-- start of Supplied material --

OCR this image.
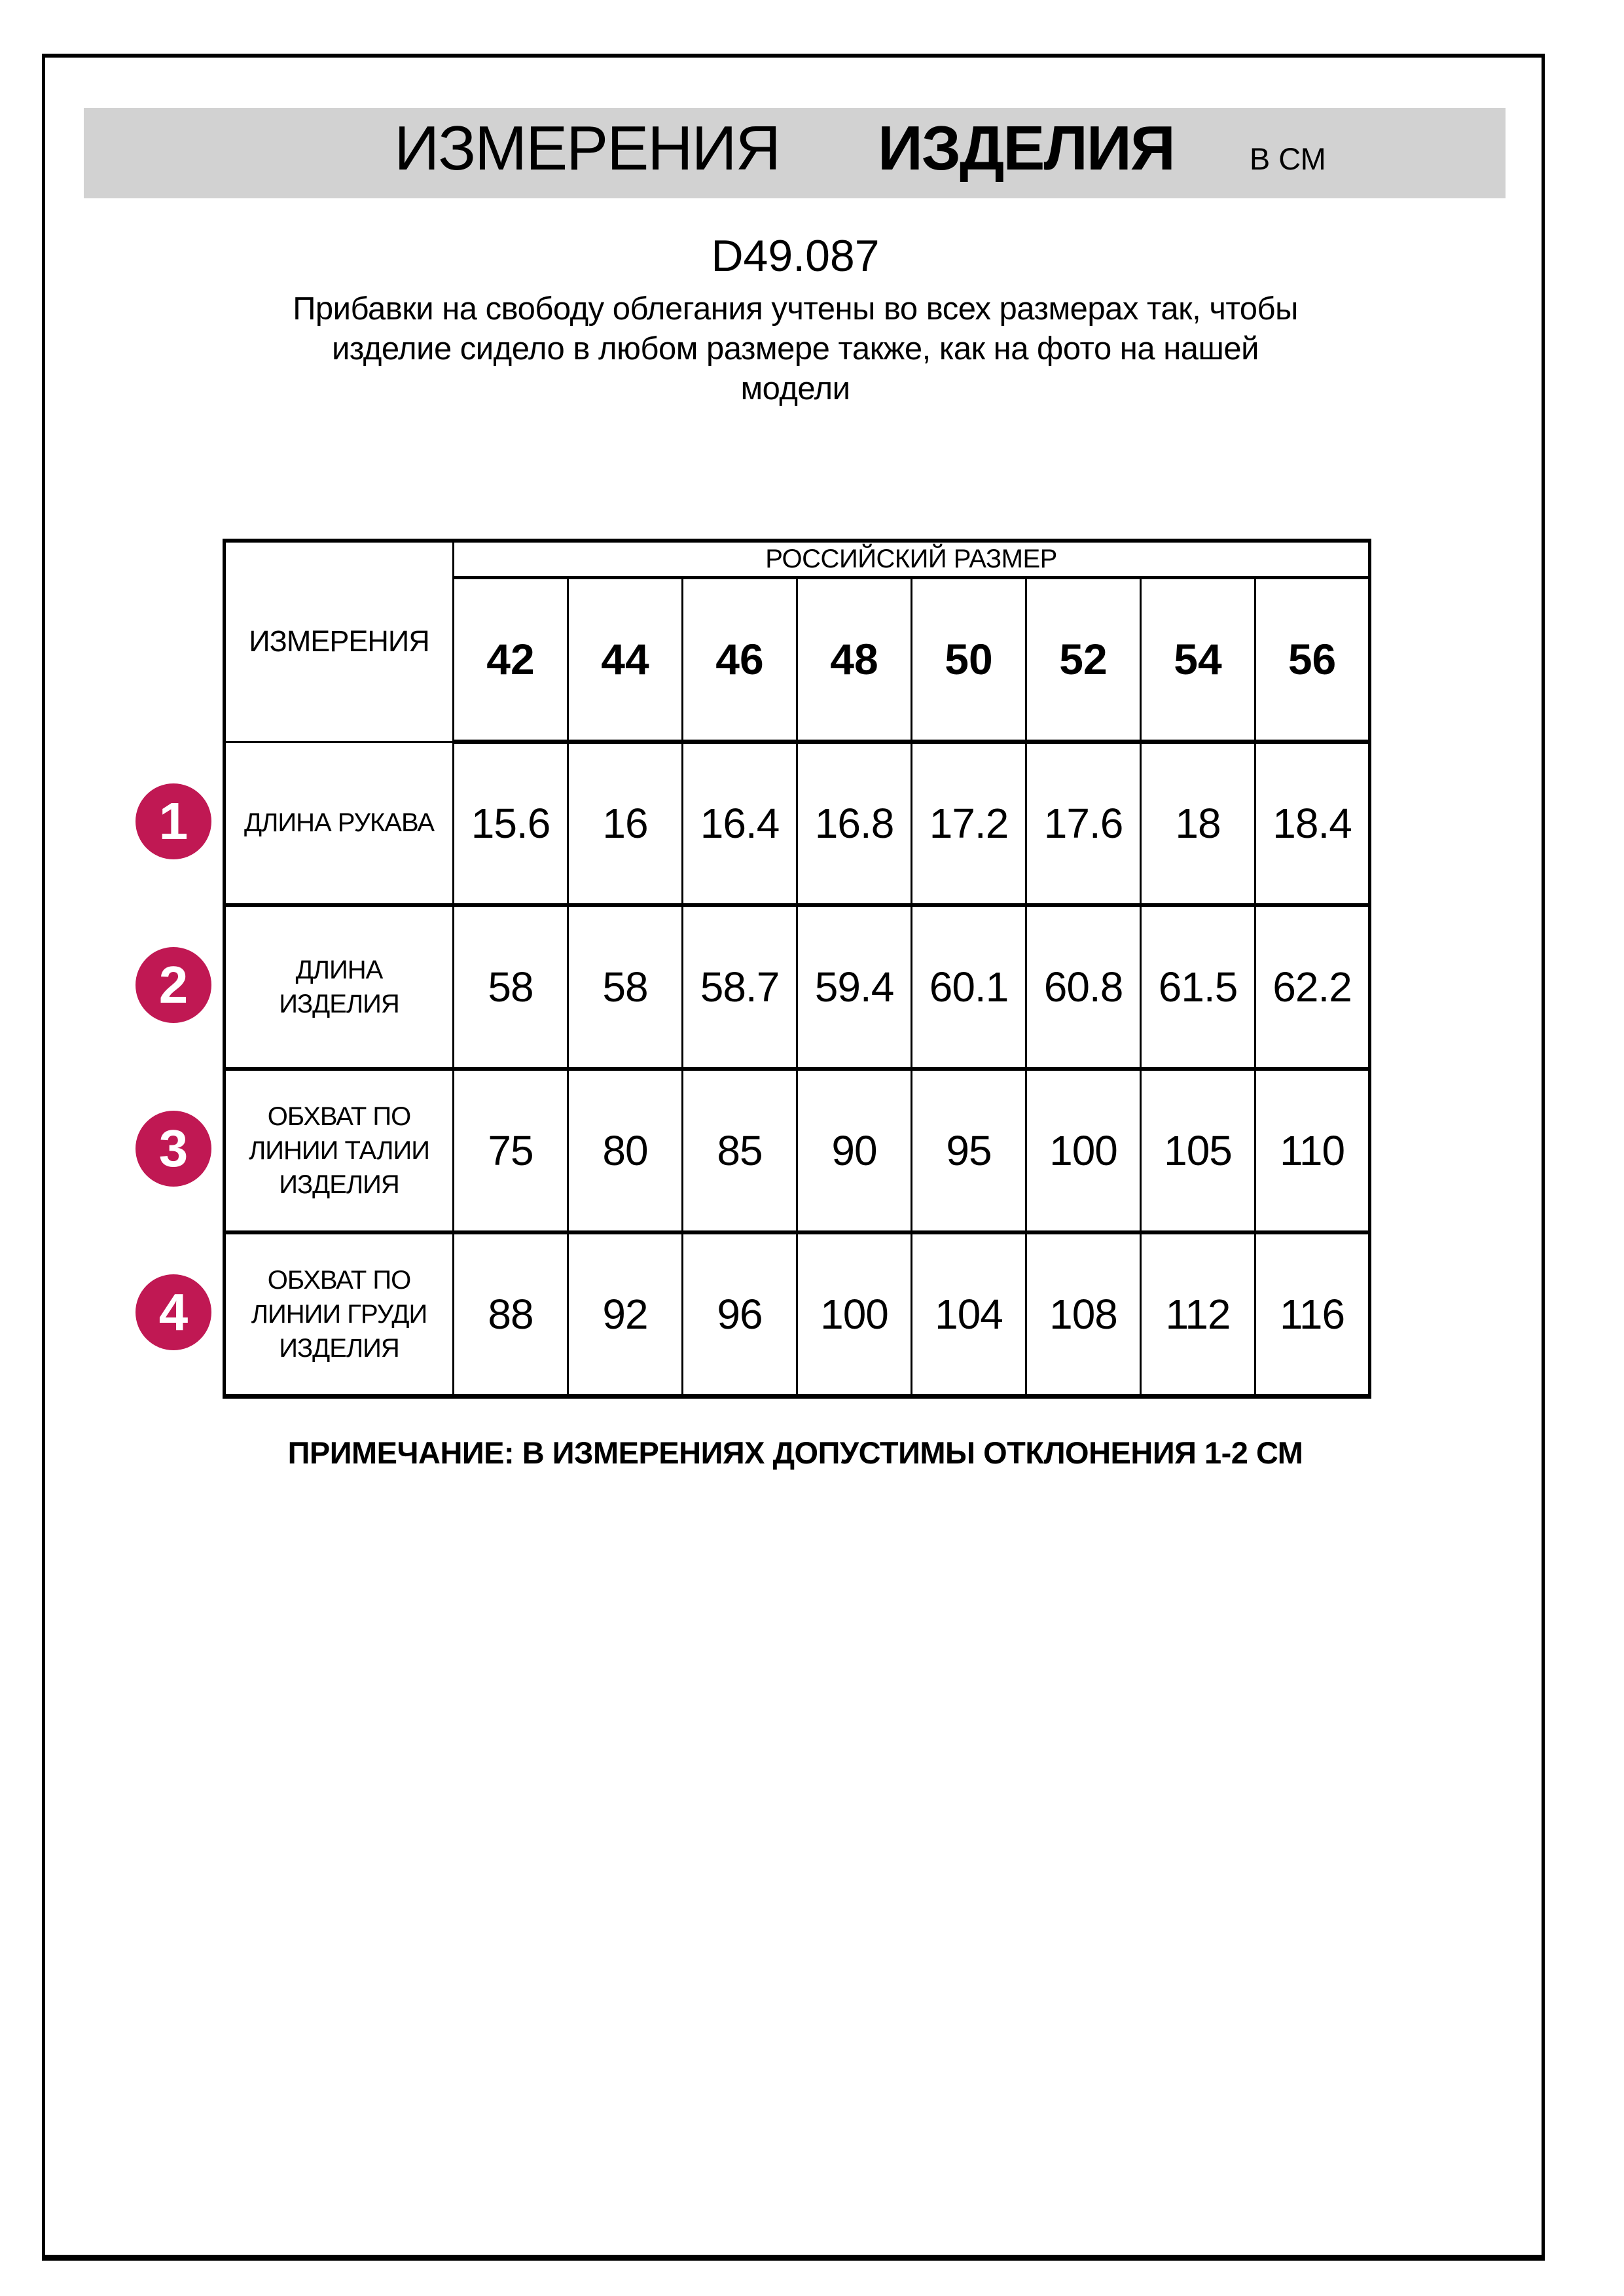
ИЗМЕРЕНИЯ ИЗДЕЛИЯ В СМ
D49.087
Прибавки на свободу облегания учтены во всех размерах так, чтобы
изделие сидело в любом размере также, как на фото на нашей
модели
ИЗМЕРЕНИЯ	РОССИЙСКИЙ РАЗМЕР							
	42	44	46	48	50	52	54	56
ДЛИНА РУКАВА	15.6	16	16.4	16.8	17.2	17.6	18	18.4
ДЛИНА ИЗДЕЛИЯ	58	58	58.7	59.4	60.1	60.8	61.5	62.2
ОБХВАТ ПО ЛИНИИ ТАЛИИ ИЗДЕЛИЯ	75	80	85	90	95	100	105	110
ОБХВАТ ПО ЛИНИИ ГРУДИ ИЗДЕЛИЯ	88	92	96	100	104	108	112	116
1
2
3
4
ПРИМЕЧАНИЕ: В ИЗМЕРЕНИЯХ ДОПУСТИМЫ ОТКЛОНЕНИЯ 1-2 СМ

-- end of Supplied material --

:: Your goal ::
Set down all the entries exactly as they appear, but skip any pictures.

:: Solution ::
OCR this image.
ИЗМЕРЕНИЯ ИЗДЕЛИЯ В СМ
D49.087
Прибавки на свободу облегания учтены во всех размерах так, чтобы
изделие сидело в любом размере также, как на фото на нашей
модели
ИЗМЕРЕНИЯ	РОССИЙСКИЙ РАЗМЕР							
	42	44	46	48	50	52	54	56
ДЛИНА РУКАВА	15.6	16	16.4	16.8	17.2	17.6	18	18.4
ДЛИНА ИЗДЕЛИЯ	58	58	58.7	59.4	60.1	60.8	61.5	62.2
ОБХВАТ ПО ЛИНИИ ТАЛИИ ИЗДЕЛИЯ	75	80	85	90	95	100	105	110
ОБХВАТ ПО ЛИНИИ ГРУДИ ИЗДЕЛИЯ	88	92	96	100	104	108	112	116
1
2
3
4
ПРИМЕЧАНИЕ: В ИЗМЕРЕНИЯХ ДОПУСТИМЫ ОТКЛОНЕНИЯ 1-2 СМ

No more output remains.